### Stated problem A
In the Kixt formatting and controls text, reproduce the part that opens with the words containing "This specification is a" and closes with "external input method.", substituting "commands" for "messages".
### Stated problem B
Translate this sentence from the Kixt formatting and controls text into French: "Like Kixt Transmissions, this specification is built upon RDF technologies."
### Stated problem C
Answer these questions from the Kixt formatting and controls text:
(i) Which specification defines characters for use when transmitting Kixt documents?
(ii) What kind of character set must support the Kixt controls defined here?
(iii) What technologies is this specification built upon?

### Document excerpt
++++

KIBI Network Specifications :: Kixt

Kixt Formatting and Controls

Abstract

The following specification defines standardized meanings for a number of characters common to all control compatible character sets.

1. Introduction

1.1 Purpose and Scope

Although the Kixt Transmissions specification defines a number of characters for use when transmitting Kixt documents, it fails to define any characters (or sequences thereof) for controlling the applications or devices which interact with them. This specification fills that gap by defining a set of Kixt controls which must be supported by any [terminal-compatible] character set. It also defines a number of commonly-used format characters for use in documents and transmission.

1.2 Relationship to Other Specifications

This specification is a part of the Kixt family of specifications. It builds upon and expands many of the definitions established in Kixt Transmissions. However, the behaviours specified here are not transmission-specific, and may conceivably be applied in other contexts, for example in messages sent to a device from an external input method.

Like Kixt Transmissions, this specification is built upon RDF technologies.

++++

[Dataset records]
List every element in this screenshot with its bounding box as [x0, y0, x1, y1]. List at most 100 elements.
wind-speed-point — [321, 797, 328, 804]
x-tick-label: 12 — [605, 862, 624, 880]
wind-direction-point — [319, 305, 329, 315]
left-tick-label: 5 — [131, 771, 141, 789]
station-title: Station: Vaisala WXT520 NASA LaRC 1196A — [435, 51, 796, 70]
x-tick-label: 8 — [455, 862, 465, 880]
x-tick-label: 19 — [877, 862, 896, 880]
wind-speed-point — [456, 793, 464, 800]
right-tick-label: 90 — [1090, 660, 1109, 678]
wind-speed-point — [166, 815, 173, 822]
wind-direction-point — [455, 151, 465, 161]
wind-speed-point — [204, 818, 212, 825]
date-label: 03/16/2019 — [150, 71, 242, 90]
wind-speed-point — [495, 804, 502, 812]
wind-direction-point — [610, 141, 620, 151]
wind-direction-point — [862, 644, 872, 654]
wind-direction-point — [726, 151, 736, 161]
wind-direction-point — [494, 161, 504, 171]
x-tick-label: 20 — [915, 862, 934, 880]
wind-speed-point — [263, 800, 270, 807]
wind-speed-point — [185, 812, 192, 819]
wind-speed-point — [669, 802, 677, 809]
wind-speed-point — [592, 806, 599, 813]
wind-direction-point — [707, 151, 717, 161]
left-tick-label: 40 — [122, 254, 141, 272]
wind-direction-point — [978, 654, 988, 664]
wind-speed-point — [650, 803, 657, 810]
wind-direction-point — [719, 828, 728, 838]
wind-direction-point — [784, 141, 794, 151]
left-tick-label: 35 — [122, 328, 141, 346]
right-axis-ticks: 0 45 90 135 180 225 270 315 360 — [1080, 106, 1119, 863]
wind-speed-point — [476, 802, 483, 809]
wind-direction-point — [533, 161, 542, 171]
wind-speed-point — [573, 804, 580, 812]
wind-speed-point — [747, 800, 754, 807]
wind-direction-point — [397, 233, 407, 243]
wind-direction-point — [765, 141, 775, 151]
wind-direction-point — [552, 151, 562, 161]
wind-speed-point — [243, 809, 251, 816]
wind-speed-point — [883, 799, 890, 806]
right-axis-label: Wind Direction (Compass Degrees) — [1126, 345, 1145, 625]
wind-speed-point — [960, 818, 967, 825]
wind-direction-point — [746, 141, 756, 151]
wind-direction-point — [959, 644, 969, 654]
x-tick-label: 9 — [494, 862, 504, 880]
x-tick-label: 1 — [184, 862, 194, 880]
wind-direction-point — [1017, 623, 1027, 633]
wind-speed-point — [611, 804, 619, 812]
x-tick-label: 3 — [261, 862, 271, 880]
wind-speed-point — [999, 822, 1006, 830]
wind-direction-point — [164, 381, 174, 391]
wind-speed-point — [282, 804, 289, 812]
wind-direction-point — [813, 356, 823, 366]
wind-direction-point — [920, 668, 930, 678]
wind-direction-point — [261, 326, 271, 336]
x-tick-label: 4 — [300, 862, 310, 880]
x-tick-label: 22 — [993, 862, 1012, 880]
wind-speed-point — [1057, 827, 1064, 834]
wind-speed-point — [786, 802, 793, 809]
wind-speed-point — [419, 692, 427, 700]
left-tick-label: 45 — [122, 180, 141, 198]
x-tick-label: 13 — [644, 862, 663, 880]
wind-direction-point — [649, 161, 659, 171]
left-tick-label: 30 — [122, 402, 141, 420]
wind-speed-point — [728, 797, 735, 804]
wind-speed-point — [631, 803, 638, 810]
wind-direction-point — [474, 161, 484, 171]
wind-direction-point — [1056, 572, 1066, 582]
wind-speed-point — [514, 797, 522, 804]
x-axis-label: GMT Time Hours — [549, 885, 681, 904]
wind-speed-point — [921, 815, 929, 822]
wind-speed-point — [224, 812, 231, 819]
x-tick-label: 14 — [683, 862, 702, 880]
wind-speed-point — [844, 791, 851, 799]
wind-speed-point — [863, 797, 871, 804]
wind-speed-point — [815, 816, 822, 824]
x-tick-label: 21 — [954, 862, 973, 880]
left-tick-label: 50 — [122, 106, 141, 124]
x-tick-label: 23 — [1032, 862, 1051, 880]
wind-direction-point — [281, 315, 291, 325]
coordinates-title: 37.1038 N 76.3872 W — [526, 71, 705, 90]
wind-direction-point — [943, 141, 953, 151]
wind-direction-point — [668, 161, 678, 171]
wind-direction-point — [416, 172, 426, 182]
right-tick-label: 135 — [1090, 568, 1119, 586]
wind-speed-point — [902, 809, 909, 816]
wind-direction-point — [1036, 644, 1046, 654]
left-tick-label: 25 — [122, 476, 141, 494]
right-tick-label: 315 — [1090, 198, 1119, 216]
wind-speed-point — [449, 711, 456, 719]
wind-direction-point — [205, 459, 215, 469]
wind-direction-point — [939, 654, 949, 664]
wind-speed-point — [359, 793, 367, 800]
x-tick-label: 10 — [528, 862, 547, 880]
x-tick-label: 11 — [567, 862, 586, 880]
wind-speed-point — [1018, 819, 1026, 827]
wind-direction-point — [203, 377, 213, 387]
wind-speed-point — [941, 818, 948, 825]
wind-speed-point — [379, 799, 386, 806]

++++

### Correct result A
This specification is a part of the Kixt family of specifications. It builds upon and expands many of the definitions established in Kixt Transmissions. However, the behaviours specified here are not transmission-specific, and may conceivably be applied in other contexts, for example in commands sent to a device from an external input method.

### Correct result B
Comme Kixt Transmissions, cette spécification repose sur les technologies RDF.

### Correct result C
(i) Kixt Transmissions
(ii) Any terminal-compatible character set
(iii) RDF technologies